● EXERCISE OBJECTIVE
Send back the records in full, character for character.

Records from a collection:
_ _ _

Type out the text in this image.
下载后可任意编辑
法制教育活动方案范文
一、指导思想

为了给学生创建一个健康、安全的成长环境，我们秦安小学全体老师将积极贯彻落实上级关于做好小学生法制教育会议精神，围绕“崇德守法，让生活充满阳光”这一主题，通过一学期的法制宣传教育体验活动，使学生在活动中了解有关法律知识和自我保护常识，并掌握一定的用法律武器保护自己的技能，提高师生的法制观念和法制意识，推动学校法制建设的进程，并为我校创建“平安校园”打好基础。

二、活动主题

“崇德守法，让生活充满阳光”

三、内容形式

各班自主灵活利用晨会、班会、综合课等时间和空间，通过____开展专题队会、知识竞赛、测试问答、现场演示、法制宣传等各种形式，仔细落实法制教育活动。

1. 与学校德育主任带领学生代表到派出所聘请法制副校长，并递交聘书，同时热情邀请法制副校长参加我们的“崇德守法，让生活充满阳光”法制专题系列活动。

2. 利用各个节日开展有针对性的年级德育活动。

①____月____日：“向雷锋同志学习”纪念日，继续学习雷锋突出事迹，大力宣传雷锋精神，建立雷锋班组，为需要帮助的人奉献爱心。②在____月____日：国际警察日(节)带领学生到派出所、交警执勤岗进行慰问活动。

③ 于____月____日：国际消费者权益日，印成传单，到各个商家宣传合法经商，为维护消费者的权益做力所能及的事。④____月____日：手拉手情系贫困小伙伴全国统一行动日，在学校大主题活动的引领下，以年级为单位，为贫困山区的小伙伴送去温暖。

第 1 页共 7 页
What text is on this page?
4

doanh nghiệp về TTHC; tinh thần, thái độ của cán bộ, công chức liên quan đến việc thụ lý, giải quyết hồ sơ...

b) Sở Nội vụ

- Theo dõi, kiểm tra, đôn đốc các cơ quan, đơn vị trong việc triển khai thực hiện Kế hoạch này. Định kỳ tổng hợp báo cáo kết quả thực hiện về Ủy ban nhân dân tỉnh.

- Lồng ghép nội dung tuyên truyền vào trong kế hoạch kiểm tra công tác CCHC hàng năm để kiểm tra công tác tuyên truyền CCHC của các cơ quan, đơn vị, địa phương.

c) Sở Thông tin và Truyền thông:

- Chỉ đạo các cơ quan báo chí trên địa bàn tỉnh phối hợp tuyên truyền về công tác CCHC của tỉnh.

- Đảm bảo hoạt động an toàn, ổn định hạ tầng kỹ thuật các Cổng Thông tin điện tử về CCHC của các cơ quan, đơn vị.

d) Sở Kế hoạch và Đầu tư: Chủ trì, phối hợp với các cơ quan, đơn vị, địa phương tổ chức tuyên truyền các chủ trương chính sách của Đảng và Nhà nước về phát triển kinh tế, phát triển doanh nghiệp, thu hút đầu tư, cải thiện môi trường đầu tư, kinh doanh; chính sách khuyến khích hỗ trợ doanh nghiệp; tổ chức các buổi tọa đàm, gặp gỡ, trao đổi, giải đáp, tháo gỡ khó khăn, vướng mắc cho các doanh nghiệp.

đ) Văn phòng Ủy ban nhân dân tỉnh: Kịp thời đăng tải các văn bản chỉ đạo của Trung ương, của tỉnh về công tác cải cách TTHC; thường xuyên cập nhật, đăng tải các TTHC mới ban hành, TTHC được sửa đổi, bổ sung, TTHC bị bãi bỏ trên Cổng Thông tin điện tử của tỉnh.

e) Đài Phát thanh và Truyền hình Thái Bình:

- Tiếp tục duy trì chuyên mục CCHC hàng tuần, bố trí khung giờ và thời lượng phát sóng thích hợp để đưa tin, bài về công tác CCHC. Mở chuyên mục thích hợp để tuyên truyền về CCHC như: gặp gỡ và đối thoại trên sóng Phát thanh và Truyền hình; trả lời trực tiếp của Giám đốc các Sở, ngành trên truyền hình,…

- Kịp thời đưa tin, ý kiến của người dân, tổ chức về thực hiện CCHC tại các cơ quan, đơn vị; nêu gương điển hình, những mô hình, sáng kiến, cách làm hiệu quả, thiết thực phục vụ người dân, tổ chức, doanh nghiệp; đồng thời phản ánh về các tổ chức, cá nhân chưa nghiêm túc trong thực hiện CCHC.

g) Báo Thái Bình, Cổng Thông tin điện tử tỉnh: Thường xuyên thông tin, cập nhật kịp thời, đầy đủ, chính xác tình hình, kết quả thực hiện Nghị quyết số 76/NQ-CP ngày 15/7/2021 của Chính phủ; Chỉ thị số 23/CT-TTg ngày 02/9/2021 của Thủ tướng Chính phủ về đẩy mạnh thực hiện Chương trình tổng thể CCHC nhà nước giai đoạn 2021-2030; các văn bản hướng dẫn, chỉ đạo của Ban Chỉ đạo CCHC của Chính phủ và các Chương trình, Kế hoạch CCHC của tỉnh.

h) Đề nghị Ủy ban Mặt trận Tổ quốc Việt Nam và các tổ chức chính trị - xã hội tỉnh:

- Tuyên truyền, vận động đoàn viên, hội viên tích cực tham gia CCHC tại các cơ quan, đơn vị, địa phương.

_ _ _

● WRITTEN ANSWER
Type out the text in this image.
下载后可任意编辑
法制教育活动方案范文
一、指导思想

为了给学生创建一个健康、安全的成长环境，我们秦安小学全体老师将积极贯彻落实上级关于做好小学生法制教育会议精神，围绕“崇德守法，让生活充满阳光”这一主题，通过一学期的法制宣传教育体验活动，使学生在活动中了解有关法律知识和自我保护常识，并掌握一定的用法律武器保护自己的技能，提高师生的法制观念和法制意识，推动学校法制建设的进程，并为我校创建“平安校园”打好基础。

二、活动主题

“崇德守法，让生活充满阳光”

三、内容形式

各班自主灵活利用晨会、班会、综合课等时间和空间，通过____开展专题队会、知识竞赛、测试问答、现场演示、法制宣传等各种形式，仔细落实法制教育活动。

1. 与学校德育主任带领学生代表到派出所聘请法制副校长，并递交聘书，同时热情邀请法制副校长参加我们的“崇德守法，让生活充满阳光”法制专题系列活动。

2. 利用各个节日开展有针对性的年级德育活动。

①____月____日：“向雷锋同志学习”纪念日，继续学习雷锋突出事迹，大力宣传雷锋精神，建立雷锋班组，为需要帮助的人奉献爱心。②在____月____日：国际警察日(节)带领学生到派出所、交警执勤岗进行慰问活动。

③ 于____月____日：国际消费者权益日，印成传单，到各个商家宣传合法经商，为维护消费者的权益做力所能及的事。④____月____日：手拉手情系贫困小伙伴全国统一行动日，在学校大主题活动的引领下，以年级为单位，为贫困山区的小伙伴送去温暖。

第 1 页共 7 页
What text is on this page?
4

doanh nghiệp về TTHC; tinh thần, thái độ của cán bộ, công chức liên quan đến việc thụ lý, giải quyết hồ sơ...

b) Sở Nội vụ

- Theo dõi, kiểm tra, đôn đốc các cơ quan, đơn vị trong việc triển khai thực hiện Kế hoạch này. Định kỳ tổng hợp báo cáo kết quả thực hiện về Ủy ban nhân dân tỉnh.

- Lồng ghép nội dung tuyên truyền vào trong kế hoạch kiểm tra công tác CCHC hàng năm để kiểm tra công tác tuyên truyền CCHC của các cơ quan, đơn vị, địa phương.

c) Sở Thông tin và Truyền thông:

- Chỉ đạo các cơ quan báo chí trên địa bàn tỉnh phối hợp tuyên truyền về công tác CCHC của tỉnh.

- Đảm bảo hoạt động an toàn, ổn định hạ tầng kỹ thuật các Cổng Thông tin điện tử về CCHC của các cơ quan, đơn vị.

d) Sở Kế hoạch và Đầu tư: Chủ trì, phối hợp với các cơ quan, đơn vị, địa phương tổ chức tuyên truyền các chủ trương chính sách của Đảng và Nhà nước về phát triển kinh tế, phát triển doanh nghiệp, thu hút đầu tư, cải thiện môi trường đầu tư, kinh doanh; chính sách khuyến khích hỗ trợ doanh nghiệp; tổ chức các buổi tọa đàm, gặp gỡ, trao đổi, giải đáp, tháo gỡ khó khăn, vướng mắc cho các doanh nghiệp.

đ) Văn phòng Ủy ban nhân dân tỉnh: Kịp thời đăng tải các văn bản chỉ đạo của Trung ương, của tỉnh về công tác cải cách TTHC; thường xuyên cập nhật, đăng tải các TTHC mới ban hành, TTHC được sửa đổi, bổ sung, TTHC bị bãi bỏ trên Cổng Thông tin điện tử của tỉnh.

e) Đài Phát thanh và Truyền hình Thái Bình:

- Tiếp tục duy trì chuyên mục CCHC hàng tuần, bố trí khung giờ và thời lượng phát sóng thích hợp để đưa tin, bài về công tác CCHC. Mở chuyên mục thích hợp để tuyên truyền về CCHC như: gặp gỡ và đối thoại trên sóng Phát thanh và Truyền hình; trả lời trực tiếp của Giám đốc các Sở, ngành trên truyền hình,…

- Kịp thời đưa tin, ý kiến của người dân, tổ chức về thực hiện CCHC tại các cơ quan, đơn vị; nêu gương điển hình, những mô hình, sáng kiến, cách làm hiệu quả, thiết thực phục vụ người dân, tổ chức, doanh nghiệp; đồng thời phản ánh về các tổ chức, cá nhân chưa nghiêm túc trong thực hiện CCHC.

g) Báo Thái Bình, Cổng Thông tin điện tử tỉnh: Thường xuyên thông tin, cập nhật kịp thời, đầy đủ, chính xác tình hình, kết quả thực hiện Nghị quyết số 76/NQ-CP ngày 15/7/2021 của Chính phủ; Chỉ thị số 23/CT-TTg ngày 02/9/2021 của Thủ tướng Chính phủ về đẩy mạnh thực hiện Chương trình tổng thể CCHC nhà nước giai đoạn 2021-2030; các văn bản hướng dẫn, chỉ đạo của Ban Chỉ đạo CCHC của Chính phủ và các Chương trình, Kế hoạch CCHC của tỉnh.

h) Đề nghị Ủy ban Mặt trận Tổ quốc Việt Nam và các tổ chức chính trị - xã hội tỉnh:

- Tuyên truyền, vận động đoàn viên, hội viên tích cực tham gia CCHC tại các cơ quan, đơn vị, địa phương.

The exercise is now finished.